• [Work to complete] Keep every line where the word "прошу" appears; drop the rest.

----------------------------------------

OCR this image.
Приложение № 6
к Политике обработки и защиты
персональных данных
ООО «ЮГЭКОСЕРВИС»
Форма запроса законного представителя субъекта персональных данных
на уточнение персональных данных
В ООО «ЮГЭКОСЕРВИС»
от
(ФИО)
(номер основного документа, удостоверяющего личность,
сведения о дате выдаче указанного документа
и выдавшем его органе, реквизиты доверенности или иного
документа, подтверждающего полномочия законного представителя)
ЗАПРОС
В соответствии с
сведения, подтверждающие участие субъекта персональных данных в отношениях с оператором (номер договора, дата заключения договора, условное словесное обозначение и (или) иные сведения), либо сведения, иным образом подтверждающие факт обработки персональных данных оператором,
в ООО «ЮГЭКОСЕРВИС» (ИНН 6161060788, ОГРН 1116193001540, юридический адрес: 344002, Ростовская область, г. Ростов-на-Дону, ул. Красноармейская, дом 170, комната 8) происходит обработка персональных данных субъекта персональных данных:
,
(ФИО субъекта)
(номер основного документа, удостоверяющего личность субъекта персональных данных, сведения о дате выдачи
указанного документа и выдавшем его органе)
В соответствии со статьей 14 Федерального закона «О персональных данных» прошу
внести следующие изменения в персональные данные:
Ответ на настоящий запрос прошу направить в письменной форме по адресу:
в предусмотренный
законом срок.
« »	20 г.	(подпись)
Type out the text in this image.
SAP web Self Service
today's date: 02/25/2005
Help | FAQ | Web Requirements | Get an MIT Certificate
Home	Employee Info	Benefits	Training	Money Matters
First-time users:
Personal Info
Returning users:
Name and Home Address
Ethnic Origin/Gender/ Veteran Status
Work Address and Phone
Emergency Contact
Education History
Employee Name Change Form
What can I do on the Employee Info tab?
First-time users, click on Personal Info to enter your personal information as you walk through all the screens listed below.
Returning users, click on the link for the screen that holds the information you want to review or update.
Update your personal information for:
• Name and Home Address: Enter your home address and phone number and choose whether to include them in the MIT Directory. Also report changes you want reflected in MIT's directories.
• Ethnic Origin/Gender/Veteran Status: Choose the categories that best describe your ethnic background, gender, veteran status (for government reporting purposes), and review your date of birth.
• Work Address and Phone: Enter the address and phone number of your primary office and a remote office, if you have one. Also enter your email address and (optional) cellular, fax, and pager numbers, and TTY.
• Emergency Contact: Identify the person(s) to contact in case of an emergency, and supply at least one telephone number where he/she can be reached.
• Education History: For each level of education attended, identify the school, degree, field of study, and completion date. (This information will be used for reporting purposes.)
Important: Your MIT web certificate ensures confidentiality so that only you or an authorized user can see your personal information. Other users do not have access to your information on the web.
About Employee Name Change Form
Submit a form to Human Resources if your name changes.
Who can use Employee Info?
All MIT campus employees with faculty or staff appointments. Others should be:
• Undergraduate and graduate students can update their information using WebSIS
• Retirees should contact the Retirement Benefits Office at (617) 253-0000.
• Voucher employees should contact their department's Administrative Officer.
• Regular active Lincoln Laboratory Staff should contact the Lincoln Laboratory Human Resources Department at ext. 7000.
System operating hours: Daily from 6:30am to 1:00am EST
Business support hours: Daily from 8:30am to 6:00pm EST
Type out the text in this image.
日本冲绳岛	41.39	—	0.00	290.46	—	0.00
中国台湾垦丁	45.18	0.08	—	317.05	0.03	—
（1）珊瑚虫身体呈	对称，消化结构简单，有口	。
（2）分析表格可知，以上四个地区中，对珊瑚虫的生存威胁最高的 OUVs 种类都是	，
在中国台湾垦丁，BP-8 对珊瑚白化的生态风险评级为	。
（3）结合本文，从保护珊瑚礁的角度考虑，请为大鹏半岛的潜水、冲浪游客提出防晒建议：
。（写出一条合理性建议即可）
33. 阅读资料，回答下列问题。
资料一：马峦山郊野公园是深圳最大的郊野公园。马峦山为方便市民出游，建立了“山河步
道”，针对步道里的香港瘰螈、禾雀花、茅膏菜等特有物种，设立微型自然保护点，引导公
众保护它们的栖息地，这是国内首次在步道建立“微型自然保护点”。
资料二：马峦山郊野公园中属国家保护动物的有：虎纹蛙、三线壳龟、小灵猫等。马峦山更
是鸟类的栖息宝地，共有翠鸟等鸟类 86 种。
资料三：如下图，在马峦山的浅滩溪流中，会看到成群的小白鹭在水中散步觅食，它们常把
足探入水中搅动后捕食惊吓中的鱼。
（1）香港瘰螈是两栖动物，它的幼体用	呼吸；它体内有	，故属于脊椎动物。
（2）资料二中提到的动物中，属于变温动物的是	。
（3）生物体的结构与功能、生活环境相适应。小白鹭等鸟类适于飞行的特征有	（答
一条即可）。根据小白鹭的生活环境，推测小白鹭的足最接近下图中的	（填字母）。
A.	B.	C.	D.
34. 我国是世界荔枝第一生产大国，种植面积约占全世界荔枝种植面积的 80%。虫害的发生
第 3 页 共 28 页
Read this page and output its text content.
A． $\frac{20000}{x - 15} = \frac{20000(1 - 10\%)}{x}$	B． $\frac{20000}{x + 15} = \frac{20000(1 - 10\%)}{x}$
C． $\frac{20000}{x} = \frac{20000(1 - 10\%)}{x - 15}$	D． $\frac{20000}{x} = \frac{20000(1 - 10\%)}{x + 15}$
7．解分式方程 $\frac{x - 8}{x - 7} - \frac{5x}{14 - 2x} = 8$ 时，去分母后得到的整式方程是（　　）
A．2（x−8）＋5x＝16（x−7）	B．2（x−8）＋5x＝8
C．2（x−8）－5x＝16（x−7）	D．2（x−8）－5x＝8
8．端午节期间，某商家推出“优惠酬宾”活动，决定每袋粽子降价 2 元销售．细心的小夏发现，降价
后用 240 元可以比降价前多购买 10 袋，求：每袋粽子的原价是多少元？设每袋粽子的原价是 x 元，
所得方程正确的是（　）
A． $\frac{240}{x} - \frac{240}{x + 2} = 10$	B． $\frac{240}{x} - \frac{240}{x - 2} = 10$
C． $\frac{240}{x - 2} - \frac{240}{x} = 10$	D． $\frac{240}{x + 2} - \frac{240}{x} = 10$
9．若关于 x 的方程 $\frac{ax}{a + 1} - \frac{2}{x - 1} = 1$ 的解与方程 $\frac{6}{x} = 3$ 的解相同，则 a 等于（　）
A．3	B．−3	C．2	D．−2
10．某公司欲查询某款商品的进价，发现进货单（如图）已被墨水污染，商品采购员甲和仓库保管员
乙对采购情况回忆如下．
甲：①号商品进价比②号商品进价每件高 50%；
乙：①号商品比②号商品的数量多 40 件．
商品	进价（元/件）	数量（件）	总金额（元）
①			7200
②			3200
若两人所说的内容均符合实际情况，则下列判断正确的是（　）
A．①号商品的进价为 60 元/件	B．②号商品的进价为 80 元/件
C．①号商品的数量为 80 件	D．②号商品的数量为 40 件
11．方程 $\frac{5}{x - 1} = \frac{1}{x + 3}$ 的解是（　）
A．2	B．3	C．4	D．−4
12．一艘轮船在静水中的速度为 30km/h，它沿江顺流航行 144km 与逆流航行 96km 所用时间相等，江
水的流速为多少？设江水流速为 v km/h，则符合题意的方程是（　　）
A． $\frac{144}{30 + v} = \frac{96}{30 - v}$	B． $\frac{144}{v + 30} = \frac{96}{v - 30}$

----------------------------------------

• [Reply to the task]
В соответствии со статьей 14 Федерального закона «О персональных данных» прошу
Ответ на настоящий запрос прошу направить в письменной форме по адресу:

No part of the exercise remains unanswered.